L’existence de ce mercure est problématique et l’Etat du Valais le sait. L’argument n’est donc pas recevable. La probabilité de retrouver du mercure dans la nature devait être prise en compte par les autorités. Aujourd’hui, il s’agit non seulement de prendre en compte les sites de décharge, mais bien toutes les zones susceptibles d’être contaminées. Pour ce faire, la publication de l’ensemble des documents, rapports, etc. par la Lonza est nécessaire. Pollueuse, la Lonza doit payer. L’entreprise est en effet responsable d’avoir laissé le mercure passer dans l’environnement, en particulier dans le Grossgrundkanal. 

 


Pollution au mercure en Valais

On savait depuis la fin des années 70 au moins que la Lonza utilisait le Rhône, et donc le Léman, comme déversoir pour le mercure utilisé dans sa production. Dotée d’une nouvelle station d’épuration et d’une nouvelle installation, l’usine avait, semble-t-il, cessé d’émettre ce polluant. Tout allait donc pour le mieux. Sauf que…

Sauf que, bêtement, personne ne s’était soucié du mercure accumulé dans les sédiments des canaux d’irrigation et en particulier dans le Grossgrundkanal, en aval de Viège. Et en tout cas pas l’entreprise…

Ces boues et sédiments ont donc été utilisés comme matériel d’épandage et de remblai dans la région, jusqu’à la fin des années 90, avant d’être placés dans des décharges. Le Service de protection de l’environnement du canton s’est alors aperçu que certains terrains contenaient des taux de contamination inacceptables.

Evidemment, dans la région, l’histoire de la Lonza et de son mercure rappelle celle d’Alusuisse et de son fluor (voir encart). Même politique de dénégation de l’entreprise, même refus d’assumer les coûts de ses actes, puisque la Lonza estime qu’il n’est pas de sa responsabilité de prendre en charge la dépollution de ces terres. L’entreprise avait commencé par n’admettre qu’un rejet total de 28 tonnes dans la Grossgrund-kanal. L’organisation des Médecins en faveur de l’environnement (MfE), à partir de documents interne et de témoignages, évaluait les quantités déversée entre 200 et 250 tonnes. Aujourd’hui la Lonza a revu à la hausse ses chiffres, passant à 50 tonnes. MfE maintient pour sa part son estimatin. Nous publions ci-dessous un bref entretien avec le directeur de cette organisation, Martin Forter, géographe et spécialiste des sites contaminés.

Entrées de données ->
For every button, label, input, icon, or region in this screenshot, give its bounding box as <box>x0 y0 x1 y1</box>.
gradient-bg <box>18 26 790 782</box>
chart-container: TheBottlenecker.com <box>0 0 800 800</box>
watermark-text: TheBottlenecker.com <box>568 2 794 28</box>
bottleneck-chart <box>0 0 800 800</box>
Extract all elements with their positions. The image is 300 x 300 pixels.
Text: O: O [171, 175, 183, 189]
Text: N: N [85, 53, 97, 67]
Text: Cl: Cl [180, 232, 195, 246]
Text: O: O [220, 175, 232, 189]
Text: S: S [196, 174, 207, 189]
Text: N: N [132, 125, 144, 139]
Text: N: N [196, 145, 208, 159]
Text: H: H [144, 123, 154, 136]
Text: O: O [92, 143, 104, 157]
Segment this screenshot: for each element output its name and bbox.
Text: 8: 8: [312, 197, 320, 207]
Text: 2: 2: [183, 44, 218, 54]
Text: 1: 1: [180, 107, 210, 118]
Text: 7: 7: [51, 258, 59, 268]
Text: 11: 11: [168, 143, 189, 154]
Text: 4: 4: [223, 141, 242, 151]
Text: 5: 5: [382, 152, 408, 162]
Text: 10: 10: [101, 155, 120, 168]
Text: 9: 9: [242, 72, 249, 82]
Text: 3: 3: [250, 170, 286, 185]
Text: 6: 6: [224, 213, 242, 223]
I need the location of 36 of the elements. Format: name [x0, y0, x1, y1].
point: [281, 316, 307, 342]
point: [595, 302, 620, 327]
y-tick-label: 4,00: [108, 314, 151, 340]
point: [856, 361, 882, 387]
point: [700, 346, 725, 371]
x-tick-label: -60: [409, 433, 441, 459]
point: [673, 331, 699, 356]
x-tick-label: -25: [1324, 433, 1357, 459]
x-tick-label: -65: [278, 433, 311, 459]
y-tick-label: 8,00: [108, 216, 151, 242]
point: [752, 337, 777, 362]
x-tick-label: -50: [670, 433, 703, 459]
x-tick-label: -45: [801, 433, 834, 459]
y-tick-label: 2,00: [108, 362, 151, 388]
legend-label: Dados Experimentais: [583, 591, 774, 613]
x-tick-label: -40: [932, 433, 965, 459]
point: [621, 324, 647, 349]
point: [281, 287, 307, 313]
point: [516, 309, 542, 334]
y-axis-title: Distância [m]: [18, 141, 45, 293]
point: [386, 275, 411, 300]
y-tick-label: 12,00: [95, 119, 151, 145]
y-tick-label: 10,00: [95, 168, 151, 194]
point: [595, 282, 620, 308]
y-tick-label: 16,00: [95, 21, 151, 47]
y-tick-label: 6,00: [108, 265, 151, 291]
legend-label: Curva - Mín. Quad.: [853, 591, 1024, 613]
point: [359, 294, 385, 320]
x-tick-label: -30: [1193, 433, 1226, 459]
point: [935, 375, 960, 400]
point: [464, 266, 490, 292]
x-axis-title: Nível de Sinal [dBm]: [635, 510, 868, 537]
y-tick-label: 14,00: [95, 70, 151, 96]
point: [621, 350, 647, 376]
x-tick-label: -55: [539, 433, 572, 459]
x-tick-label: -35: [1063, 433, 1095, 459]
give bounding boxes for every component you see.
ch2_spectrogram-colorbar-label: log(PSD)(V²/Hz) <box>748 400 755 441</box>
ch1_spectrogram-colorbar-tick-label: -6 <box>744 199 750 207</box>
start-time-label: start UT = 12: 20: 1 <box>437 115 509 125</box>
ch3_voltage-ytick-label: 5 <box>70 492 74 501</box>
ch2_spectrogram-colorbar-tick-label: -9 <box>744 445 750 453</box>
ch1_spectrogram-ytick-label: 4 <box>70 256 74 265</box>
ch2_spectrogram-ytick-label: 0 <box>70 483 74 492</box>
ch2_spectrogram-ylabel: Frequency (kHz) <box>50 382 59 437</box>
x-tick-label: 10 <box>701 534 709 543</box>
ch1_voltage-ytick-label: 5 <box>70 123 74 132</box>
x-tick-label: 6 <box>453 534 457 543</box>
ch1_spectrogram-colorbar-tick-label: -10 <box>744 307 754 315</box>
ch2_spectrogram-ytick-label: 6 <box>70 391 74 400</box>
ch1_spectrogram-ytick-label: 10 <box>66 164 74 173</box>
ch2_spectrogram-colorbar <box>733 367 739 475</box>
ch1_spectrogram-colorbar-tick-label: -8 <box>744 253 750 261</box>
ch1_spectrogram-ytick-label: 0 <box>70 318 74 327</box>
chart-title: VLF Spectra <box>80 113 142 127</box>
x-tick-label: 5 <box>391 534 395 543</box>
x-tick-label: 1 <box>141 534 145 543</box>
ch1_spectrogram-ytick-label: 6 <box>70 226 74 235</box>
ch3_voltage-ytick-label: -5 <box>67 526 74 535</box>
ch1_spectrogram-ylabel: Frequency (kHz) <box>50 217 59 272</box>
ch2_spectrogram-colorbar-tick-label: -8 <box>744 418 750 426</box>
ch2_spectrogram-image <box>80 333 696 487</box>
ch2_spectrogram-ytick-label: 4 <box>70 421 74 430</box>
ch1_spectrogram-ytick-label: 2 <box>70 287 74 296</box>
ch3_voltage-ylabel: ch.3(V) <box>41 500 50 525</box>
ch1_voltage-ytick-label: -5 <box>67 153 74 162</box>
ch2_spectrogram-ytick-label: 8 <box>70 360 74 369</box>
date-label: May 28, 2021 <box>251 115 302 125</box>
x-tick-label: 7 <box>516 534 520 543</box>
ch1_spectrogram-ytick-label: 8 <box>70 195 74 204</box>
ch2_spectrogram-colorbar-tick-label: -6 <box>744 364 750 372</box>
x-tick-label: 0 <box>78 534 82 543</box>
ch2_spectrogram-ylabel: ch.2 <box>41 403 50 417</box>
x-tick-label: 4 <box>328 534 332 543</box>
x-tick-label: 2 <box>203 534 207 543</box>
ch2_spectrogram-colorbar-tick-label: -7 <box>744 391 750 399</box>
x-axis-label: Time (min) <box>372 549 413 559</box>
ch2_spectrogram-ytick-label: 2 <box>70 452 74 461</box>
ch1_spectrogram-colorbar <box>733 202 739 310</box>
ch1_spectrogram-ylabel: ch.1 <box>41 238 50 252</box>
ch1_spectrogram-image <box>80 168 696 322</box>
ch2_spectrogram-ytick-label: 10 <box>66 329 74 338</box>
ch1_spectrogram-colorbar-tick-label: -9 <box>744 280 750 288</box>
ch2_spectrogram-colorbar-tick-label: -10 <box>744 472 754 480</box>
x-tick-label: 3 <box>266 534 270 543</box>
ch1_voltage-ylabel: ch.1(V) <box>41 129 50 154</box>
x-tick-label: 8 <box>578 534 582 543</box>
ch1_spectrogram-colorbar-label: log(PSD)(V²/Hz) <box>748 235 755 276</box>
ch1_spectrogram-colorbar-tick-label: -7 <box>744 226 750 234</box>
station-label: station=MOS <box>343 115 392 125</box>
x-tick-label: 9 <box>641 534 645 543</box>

Mise en pratique ->
1. Dans le texte sur la pollution au mercure en Valais, quel rejet total de mercure la Lonza avait-elle d'abord admis ?
2. Réécrivez le passage du texte sur la pollution au mercure en Valais compris entre « Evidemment, dans la » et « des sites contaminés. » inclus, en remplaçant « fluor » par « chlore ».
3. Poursuivez le texte sur la pollution au mercure en Valais à partir de sa dernière phrase.
Les données ne servent à rien ici.

Corrigé ->
1. Un rejet total de 28 tonnes.

2.
Evidemment, dans la région, l’histoire de la Lonza et de son mercure rappelle celle d’Alusuisse et de son chlore (voir encart). Même politique de dénégation de l’entreprise, même refus d’assumer les coûts de ses actes, puisque la Lonza estime qu’il n’est pas de sa responsabilité de prendre en charge la dépollution de ces terres. L’entreprise avait commencé par n’admettre qu’un rejet total de 28 tonnes dans la Grossgrund-kanal. L’organisation des Médecins en faveur de l’environnement (MfE), à partir de documents interne et de témoignages, évaluait les quantités déversée entre 200 et 250 tonnes. Aujourd’hui la Lonza a revu à la hausse ses chiffres, passant à 50 tonnes. MfE maintient pour sa part son estimatin. Nous publions ci-dessous un bref entretien avec le directeur de cette organisation, Martin Forter, géographe et spécialiste des sites contaminés.

3.
DS


Le précédent D’Alusuisse et du fluor

Durant des décennies, la production d’Alusuisse dégagea dans l’air plus de 10 kg de fluor par tonne d’aluminium produite, une production qui culmina à 940 000 tonnes brutes par an dans les années 70. Les dégâts (intoxication au fluor pour les hommes, le bétail et les végétaux) ne tardèrent pas à se faire sentir. Alusuisse, mis à part quelques indemnisations ici ou là, adopta une stratégie de dénégation de sa responsabilité, d’achat du silence des plaignants et de développement d’un réseau d’experts dévoués. Jusqu’à ce que l’entreprise tombe sur un os, l’Association des cultivateurs de Saxon, région combative, dont les récoltes d’abricots souffraient des émanations de fluor. Leur Association de défense publiera un dossier accusateur, auparavant précédé du numéro spécial (no 71) de  La Brèche, l’organe de la Ligue marxiste révolutionnaire, intitulé Alusuisse – la violence des pollueurs (15.7.1975) Le supplément déboulonnait en particulier l’un des experts souvent cité par Alusuisse, le professeur Paul-Emile Pilet, directeur de l’Institut de biologie et de physiologie végétales. Les recherches de ce dernier étaient en effet en partie financées par le pollueur. Voici ce que dit de cette édition spéciale l’un des principaux acteurs, le cultivateur François Piot, dans ses souvenirs : «Celle-ci, publiée par l’extrême gauche, a toute sa valeur, car aucun élément n’a été censuré dans ces écrits. Lors de notre voyage en Maurienne, j’avais pris plusieurs exemplaires que j’ai distribué.?» (Baroud de surive, les Ed. d’en bas, 2010, p. 42). Sous la pression (dont l’explosion de la ligne à haute tension près de Saxon, le 16 avril 1980), Alusuisse finira par réduire ses émissions de fluor.